*The task:* Copy out the lines that have "content" in them.

*Stored rows:*
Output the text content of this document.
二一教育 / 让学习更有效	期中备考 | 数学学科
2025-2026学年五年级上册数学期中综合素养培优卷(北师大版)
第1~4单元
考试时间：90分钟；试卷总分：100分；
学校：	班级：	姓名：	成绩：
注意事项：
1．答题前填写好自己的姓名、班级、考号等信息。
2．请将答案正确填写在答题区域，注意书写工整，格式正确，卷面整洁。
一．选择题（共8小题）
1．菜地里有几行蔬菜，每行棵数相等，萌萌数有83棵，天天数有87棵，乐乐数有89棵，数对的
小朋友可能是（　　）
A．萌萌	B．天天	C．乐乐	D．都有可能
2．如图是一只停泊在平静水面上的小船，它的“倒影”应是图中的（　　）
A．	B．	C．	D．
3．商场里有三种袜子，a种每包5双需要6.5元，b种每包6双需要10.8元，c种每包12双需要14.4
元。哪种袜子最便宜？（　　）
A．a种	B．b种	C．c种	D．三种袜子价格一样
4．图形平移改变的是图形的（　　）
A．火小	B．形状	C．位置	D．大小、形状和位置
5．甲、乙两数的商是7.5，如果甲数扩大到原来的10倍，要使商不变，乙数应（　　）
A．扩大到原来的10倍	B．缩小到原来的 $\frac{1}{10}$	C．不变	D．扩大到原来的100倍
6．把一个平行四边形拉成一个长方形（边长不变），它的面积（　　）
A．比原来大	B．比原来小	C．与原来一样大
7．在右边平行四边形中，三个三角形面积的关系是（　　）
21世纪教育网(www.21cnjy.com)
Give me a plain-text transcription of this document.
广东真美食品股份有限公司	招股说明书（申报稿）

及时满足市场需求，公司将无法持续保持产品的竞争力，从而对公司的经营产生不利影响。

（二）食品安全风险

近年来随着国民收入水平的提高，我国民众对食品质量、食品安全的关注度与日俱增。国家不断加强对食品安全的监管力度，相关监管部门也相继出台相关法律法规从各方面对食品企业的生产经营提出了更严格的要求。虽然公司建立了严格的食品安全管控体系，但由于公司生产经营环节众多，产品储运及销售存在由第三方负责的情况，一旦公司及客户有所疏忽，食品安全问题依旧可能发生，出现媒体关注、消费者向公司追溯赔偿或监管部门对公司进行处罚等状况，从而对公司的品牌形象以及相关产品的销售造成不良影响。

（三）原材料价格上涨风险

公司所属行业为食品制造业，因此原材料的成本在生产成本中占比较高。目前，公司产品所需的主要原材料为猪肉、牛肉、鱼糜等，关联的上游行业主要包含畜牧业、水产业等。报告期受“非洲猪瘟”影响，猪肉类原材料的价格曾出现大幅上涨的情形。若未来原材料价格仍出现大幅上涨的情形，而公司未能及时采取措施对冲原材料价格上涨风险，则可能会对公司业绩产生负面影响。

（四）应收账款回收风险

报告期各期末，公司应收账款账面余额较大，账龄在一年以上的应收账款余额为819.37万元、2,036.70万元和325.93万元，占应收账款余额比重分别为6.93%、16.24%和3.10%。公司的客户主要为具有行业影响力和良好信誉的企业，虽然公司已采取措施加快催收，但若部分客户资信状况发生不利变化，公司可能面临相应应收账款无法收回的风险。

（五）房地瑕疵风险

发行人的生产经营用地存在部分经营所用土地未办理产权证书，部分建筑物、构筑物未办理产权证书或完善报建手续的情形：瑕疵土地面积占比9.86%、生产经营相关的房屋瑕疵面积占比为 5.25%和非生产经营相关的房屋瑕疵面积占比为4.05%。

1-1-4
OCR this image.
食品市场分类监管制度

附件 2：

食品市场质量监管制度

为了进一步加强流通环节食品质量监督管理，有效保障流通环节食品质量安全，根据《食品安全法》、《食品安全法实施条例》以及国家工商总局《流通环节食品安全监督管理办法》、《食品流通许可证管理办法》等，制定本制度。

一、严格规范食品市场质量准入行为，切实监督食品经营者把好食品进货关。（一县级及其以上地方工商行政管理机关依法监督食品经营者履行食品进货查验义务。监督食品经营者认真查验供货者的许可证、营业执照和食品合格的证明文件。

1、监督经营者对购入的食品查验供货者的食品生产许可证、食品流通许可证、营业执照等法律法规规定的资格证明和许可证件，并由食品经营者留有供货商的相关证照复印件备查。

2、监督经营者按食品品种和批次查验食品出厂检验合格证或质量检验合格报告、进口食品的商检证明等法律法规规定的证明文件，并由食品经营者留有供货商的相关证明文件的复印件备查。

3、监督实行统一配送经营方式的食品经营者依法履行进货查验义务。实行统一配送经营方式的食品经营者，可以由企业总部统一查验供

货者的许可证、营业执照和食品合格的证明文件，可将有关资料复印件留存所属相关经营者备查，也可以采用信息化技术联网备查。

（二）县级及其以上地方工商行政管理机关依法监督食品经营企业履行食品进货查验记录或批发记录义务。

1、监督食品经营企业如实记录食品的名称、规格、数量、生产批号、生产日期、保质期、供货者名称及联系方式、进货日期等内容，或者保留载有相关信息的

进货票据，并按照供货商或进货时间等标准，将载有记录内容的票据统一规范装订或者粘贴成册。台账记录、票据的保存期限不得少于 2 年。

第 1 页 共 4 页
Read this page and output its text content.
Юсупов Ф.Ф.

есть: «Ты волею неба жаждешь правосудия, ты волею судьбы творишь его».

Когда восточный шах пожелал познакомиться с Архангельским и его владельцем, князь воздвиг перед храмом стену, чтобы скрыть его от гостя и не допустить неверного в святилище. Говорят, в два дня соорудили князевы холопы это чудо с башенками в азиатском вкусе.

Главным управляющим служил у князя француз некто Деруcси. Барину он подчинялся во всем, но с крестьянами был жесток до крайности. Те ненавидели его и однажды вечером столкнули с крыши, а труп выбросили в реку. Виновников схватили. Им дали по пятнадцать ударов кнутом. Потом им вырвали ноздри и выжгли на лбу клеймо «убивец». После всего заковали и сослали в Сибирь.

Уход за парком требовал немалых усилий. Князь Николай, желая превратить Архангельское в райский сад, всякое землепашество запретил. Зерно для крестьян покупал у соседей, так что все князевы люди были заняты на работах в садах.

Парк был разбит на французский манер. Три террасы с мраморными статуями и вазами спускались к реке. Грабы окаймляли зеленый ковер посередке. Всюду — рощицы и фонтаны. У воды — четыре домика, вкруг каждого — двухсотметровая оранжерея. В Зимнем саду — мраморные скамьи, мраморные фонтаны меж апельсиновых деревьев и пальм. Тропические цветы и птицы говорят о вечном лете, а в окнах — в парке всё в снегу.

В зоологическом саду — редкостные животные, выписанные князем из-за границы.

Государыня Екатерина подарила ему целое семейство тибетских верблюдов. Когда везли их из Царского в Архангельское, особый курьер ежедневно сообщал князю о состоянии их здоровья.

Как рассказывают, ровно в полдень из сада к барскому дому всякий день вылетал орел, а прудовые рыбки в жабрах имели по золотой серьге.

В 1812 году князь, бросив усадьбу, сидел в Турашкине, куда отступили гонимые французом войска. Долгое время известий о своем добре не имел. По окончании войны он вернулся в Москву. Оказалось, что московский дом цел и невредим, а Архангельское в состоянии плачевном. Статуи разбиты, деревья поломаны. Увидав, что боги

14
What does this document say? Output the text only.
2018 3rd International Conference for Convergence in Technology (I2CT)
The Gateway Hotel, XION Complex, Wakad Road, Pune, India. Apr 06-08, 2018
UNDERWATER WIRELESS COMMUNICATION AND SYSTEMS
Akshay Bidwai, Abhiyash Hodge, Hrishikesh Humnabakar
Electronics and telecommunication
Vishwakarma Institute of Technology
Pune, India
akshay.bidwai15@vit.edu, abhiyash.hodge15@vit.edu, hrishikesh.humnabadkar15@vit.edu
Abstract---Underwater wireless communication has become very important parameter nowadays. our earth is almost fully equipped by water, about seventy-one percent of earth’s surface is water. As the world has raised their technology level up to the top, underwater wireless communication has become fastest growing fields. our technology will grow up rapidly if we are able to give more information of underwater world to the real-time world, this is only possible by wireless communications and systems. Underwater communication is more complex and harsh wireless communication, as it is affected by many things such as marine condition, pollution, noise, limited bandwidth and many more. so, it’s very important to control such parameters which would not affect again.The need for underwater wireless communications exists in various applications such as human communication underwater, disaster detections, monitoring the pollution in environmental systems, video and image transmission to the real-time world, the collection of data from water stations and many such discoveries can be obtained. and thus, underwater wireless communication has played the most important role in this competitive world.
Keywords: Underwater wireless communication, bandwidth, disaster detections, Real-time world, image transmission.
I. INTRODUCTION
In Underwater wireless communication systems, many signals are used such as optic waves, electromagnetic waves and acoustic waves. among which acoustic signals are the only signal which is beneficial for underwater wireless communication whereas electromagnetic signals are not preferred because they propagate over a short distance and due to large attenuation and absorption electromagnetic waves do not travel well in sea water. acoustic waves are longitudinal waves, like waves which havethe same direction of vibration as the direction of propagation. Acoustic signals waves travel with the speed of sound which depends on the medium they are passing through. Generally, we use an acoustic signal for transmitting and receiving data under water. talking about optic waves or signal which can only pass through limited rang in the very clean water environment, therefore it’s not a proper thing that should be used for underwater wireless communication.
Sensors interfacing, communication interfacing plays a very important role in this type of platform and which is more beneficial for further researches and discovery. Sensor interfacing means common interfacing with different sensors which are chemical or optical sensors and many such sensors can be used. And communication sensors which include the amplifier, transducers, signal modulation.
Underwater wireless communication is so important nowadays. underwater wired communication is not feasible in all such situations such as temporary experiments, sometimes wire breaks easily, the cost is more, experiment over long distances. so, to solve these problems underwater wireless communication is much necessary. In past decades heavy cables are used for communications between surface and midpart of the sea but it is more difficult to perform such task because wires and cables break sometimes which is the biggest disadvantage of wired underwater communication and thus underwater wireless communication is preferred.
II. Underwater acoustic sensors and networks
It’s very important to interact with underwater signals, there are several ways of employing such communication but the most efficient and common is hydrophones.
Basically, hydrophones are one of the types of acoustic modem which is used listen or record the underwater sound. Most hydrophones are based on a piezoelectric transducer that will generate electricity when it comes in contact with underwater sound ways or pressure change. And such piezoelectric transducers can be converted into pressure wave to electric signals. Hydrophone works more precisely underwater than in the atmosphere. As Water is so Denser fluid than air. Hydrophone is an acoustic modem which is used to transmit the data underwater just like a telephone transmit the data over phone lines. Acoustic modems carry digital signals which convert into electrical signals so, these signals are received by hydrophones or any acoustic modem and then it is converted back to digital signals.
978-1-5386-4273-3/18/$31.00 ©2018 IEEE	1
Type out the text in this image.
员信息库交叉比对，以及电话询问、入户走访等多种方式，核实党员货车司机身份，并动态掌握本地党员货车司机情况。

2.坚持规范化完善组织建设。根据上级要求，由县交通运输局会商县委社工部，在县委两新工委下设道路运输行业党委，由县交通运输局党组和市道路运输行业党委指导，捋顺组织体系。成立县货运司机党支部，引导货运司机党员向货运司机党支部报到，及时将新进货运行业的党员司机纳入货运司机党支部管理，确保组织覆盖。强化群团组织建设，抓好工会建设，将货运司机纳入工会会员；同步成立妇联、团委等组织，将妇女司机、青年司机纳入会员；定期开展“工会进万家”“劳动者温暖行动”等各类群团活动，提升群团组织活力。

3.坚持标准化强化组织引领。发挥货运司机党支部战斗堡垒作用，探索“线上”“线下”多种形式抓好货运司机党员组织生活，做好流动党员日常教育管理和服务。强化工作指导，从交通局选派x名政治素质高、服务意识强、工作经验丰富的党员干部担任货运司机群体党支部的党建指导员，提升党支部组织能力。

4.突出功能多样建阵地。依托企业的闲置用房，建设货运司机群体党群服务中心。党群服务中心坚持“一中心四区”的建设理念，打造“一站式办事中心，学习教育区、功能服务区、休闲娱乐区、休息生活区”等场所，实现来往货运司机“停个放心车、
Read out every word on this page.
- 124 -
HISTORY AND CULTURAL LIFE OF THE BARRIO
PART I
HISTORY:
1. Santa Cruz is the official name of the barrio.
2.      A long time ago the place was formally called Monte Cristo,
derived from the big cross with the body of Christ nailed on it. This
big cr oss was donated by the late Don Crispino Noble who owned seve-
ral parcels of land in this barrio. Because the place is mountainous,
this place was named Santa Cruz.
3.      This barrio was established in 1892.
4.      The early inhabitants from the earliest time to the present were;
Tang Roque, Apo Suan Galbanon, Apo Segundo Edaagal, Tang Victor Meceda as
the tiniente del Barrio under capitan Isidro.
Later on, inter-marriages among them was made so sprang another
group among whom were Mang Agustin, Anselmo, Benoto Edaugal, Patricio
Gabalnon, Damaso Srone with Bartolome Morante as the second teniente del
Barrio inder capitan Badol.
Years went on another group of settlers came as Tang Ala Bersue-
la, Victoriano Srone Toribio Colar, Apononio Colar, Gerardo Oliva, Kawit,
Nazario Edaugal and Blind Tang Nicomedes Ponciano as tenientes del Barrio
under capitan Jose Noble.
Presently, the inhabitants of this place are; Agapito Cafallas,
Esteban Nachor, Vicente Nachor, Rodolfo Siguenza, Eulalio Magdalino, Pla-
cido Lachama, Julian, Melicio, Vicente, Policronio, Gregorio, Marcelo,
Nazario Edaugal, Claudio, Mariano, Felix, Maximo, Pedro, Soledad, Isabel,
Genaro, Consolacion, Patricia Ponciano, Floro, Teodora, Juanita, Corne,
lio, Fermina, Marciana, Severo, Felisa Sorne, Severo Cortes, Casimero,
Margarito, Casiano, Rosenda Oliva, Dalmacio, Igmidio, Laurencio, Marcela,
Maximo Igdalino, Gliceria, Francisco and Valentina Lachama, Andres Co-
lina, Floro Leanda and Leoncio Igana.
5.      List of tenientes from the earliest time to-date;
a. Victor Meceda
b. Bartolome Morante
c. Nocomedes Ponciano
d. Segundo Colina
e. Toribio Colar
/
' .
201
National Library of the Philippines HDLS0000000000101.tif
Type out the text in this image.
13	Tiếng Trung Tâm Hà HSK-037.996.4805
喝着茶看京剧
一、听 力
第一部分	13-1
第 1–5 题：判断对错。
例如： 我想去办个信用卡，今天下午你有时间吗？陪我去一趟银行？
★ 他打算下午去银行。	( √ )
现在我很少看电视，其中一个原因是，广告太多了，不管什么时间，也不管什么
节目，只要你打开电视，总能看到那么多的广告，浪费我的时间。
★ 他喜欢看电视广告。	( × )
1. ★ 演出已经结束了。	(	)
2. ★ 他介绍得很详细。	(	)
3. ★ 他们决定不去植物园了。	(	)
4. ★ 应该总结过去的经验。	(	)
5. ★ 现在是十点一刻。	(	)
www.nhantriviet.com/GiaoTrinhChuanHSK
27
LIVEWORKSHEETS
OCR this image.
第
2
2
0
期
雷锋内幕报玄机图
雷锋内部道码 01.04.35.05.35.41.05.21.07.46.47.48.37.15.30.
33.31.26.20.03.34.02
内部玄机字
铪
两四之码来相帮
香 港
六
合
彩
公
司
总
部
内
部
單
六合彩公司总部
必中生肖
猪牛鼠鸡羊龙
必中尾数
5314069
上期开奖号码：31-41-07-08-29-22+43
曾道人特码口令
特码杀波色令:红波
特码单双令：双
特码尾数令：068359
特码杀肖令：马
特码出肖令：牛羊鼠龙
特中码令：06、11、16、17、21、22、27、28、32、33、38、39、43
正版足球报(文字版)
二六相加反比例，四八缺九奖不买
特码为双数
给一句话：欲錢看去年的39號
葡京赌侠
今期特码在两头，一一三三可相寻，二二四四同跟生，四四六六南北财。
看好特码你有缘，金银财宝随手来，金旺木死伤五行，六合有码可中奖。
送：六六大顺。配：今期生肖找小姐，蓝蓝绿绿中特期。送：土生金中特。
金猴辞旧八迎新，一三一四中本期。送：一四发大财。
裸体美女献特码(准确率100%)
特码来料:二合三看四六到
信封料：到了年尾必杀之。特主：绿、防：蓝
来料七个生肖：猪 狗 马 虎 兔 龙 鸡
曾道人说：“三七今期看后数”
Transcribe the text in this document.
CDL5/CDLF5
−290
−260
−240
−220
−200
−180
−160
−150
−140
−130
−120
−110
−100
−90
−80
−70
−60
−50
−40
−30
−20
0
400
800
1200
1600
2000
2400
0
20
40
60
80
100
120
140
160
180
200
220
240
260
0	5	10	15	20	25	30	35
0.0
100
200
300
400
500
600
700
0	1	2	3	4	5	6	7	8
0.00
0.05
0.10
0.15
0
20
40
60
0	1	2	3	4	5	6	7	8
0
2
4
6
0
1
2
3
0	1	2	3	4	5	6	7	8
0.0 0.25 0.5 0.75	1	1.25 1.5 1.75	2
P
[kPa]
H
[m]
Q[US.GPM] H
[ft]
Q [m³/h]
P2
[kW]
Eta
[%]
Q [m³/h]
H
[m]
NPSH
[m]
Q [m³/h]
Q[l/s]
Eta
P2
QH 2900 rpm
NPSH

*Task response:*
Output the text content of this document.
Read this page and output its text content.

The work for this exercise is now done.